-- START --

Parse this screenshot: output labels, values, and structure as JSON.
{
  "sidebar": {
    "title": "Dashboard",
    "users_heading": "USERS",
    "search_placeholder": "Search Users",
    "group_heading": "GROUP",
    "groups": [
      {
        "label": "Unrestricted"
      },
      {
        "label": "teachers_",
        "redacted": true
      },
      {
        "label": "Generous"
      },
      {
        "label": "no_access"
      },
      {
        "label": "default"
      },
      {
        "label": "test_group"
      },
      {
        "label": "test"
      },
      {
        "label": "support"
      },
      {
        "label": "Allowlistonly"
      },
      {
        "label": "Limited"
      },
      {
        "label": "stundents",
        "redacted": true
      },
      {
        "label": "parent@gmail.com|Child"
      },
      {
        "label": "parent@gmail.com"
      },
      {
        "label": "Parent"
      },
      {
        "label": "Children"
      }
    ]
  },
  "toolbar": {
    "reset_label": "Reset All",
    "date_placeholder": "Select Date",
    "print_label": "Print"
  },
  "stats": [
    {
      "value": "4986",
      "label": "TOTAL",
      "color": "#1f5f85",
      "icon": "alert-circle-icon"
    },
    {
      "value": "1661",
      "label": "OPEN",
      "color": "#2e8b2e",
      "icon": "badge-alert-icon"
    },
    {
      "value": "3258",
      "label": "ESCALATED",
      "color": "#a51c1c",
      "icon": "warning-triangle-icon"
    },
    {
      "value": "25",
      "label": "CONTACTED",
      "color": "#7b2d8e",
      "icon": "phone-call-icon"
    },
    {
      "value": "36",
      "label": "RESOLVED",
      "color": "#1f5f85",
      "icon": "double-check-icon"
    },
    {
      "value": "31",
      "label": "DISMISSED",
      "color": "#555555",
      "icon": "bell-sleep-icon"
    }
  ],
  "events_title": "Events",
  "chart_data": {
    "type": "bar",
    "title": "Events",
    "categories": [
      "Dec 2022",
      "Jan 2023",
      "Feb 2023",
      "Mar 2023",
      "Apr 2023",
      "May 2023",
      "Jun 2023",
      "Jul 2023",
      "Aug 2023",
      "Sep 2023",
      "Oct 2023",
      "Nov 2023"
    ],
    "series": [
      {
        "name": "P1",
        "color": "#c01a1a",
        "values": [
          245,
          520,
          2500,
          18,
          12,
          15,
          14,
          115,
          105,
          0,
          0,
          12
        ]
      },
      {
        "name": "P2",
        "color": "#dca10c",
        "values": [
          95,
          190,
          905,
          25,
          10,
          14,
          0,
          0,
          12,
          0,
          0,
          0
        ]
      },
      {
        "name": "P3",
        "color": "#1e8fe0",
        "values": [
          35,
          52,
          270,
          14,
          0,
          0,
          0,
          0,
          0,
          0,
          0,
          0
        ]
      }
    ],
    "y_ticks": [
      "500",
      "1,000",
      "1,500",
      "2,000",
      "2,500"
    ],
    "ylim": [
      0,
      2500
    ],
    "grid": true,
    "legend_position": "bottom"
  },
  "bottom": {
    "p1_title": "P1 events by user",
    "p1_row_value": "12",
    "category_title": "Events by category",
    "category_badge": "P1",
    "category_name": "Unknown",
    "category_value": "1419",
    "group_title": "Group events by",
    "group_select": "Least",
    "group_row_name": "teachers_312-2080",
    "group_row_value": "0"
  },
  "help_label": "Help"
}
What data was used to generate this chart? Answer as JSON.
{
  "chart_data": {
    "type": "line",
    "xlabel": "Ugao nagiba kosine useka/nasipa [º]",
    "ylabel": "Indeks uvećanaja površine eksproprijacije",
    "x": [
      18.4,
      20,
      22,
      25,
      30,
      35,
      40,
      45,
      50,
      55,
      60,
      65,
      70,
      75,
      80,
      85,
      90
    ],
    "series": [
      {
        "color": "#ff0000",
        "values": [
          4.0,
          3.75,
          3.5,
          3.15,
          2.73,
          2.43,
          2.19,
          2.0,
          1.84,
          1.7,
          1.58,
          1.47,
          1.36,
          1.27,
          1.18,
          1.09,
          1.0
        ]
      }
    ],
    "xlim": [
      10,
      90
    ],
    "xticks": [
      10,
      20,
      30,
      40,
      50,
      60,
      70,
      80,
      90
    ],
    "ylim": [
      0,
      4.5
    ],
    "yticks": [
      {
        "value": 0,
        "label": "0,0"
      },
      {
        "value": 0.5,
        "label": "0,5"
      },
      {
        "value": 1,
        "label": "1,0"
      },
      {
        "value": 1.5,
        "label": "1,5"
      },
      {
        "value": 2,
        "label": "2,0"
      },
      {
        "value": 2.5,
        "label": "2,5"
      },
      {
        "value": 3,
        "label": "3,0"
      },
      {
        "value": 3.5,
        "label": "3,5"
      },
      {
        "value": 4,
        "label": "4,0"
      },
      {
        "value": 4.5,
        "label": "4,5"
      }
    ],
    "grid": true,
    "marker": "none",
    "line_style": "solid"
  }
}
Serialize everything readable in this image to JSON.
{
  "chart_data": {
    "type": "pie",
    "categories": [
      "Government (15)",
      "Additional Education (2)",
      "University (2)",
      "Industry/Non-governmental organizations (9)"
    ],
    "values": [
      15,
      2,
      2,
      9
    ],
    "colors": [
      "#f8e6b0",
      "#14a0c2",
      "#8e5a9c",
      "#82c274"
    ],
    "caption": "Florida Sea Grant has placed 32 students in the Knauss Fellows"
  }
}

-- END --

THE EXERCISE
Every line of the material must be returned exactly as it appears.

CORRECT ANSWER
Parse this screenshot: output labels, values, and structure as JSON.
{
  "sidebar": {
    "title": "Dashboard",
    "users_heading": "USERS",
    "search_placeholder": "Search Users",
    "group_heading": "GROUP",
    "groups": [
      {
        "label": "Unrestricted"
      },
      {
        "label": "teachers_",
        "redacted": true
      },
      {
        "label": "Generous"
      },
      {
        "label": "no_access"
      },
      {
        "label": "default"
      },
      {
        "label": "test_group"
      },
      {
        "label": "test"
      },
      {
        "label": "support"
      },
      {
        "label": "Allowlistonly"
      },
      {
        "label": "Limited"
      },
      {
        "label": "stundents",
        "redacted": true
      },
      {
        "label": "parent@gmail.com|Child"
      },
      {
        "label": "parent@gmail.com"
      },
      {
        "label": "Parent"
      },
      {
        "label": "Children"
      }
    ]
  },
  "toolbar": {
    "reset_label": "Reset All",
    "date_placeholder": "Select Date",
    "print_label": "Print"
  },
  "stats": [
    {
      "value": "4986",
      "label": "TOTAL",
      "color": "#1f5f85",
      "icon": "alert-circle-icon"
    },
    {
      "value": "1661",
      "label": "OPEN",
      "color": "#2e8b2e",
      "icon": "badge-alert-icon"
    },
    {
      "value": "3258",
      "label": "ESCALATED",
      "color": "#a51c1c",
      "icon": "warning-triangle-icon"
    },
    {
      "value": "25",
      "label": "CONTACTED",
      "color": "#7b2d8e",
      "icon": "phone-call-icon"
    },
    {
      "value": "36",
      "label": "RESOLVED",
      "color": "#1f5f85",
      "icon": "double-check-icon"
    },
    {
      "value": "31",
      "label": "DISMISSED",
      "color": "#555555",
      "icon": "bell-sleep-icon"
    }
  ],
  "events_title": "Events",
  "chart_data": {
    "type": "bar",
    "title": "Events",
    "categories": [
      "Dec 2022",
      "Jan 2023",
      "Feb 2023",
      "Mar 2023",
      "Apr 2023",
      "May 2023",
      "Jun 2023",
      "Jul 2023",
      "Aug 2023",
      "Sep 2023",
      "Oct 2023",
      "Nov 2023"
    ],
    "series": [
      {
        "name": "P1",
        "color": "#c01a1a",
        "values": [
          245,
          520,
          2500,
          18,
          12,
          15,
          14,
          115,
          105,
          0,
          0,
          12
        ]
      },
      {
        "name": "P2",
        "color": "#dca10c",
        "values": [
          95,
          190,
          905,
          25,
          10,
          14,
          0,
          0,
          12,
          0,
          0,
          0
        ]
      },
      {
        "name": "P3",
        "color": "#1e8fe0",
        "values": [
          35,
          52,
          270,
          14,
          0,
          0,
          0,
          0,
          0,
          0,
          0,
          0
        ]
      }
    ],
    "y_ticks": [
      "500",
      "1,000",
      "1,500",
      "2,000",
      "2,500"
    ],
    "ylim": [
      0,
      2500
    ],
    "grid": true,
    "legend_position": "bottom"
  },
  "bottom": {
    "p1_title": "P1 events by user",
    "p1_row_value": "12",
    "category_title": "Events by category",
    "category_badge": "P1",
    "category_name": "Unknown",
    "category_value": "1419",
    "group_title": "Group events by",
    "group_select": "Least",
    "group_row_name": "teachers_312-2080",
    "group_row_value": "0"
  },
  "help_label": "Help"
}
What data was used to generate this chart? Answer as JSON.
{
  "chart_data": {
    "type": "line",
    "xlabel": "Ugao nagiba kosine useka/nasipa [º]",
    "ylabel": "Indeks uvećanaja površine eksproprijacije",
    "x": [
      18.4,
      20,
      22,
      25,
      30,
      35,
      40,
      45,
      50,
      55,
      60,
      65,
      70,
      75,
      80,
      85,
      90
    ],
    "series": [
      {
        "color": "#ff0000",
        "values": [
          4.0,
          3.75,
          3.5,
          3.15,
          2.73,
          2.43,
          2.19,
          2.0,
          1.84,
          1.7,
          1.58,
          1.47,
          1.36,
          1.27,
          1.18,
          1.09,
          1.0
        ]
      }
    ],
    "xlim": [
      10,
      90
    ],
    "xticks": [
      10,
      20,
      30,
      40,
      50,
      60,
      70,
      80,
      90
    ],
    "ylim": [
      0,
      4.5
    ],
    "yticks": [
      {
        "value": 0,
        "label": "0,0"
      },
      {
        "value": 0.5,
        "label": "0,5"
      },
      {
        "value": 1,
        "label": "1,0"
      },
      {
        "value": 1.5,
        "label": "1,5"
      },
      {
        "value": 2,
        "label": "2,0"
      },
      {
        "value": 2.5,
        "label": "2,5"
      },
      {
        "value": 3,
        "label": "3,0"
      },
      {
        "value": 3.5,
        "label": "3,5"
      },
      {
        "value": 4,
        "label": "4,0"
      },
      {
        "value": 4.5,
        "label": "4,5"
      }
    ],
    "grid": true,
    "marker": "none",
    "line_style": "solid"
  }
}
Serialize everything readable in this image to JSON.
{
  "chart_data": {
    "type": "pie",
    "categories": [
      "Government (15)",
      "Additional Education (2)",
      "University (2)",
      "Industry/Non-governmental organizations (9)"
    ],
    "values": [
      15,
      2,
      2,
      9
    ],
    "colors": [
      "#f8e6b0",
      "#14a0c2",
      "#8e5a9c",
      "#82c274"
    ],
    "caption": "Florida Sea Grant has placed 32 students in the Knauss Fellows"
  }
}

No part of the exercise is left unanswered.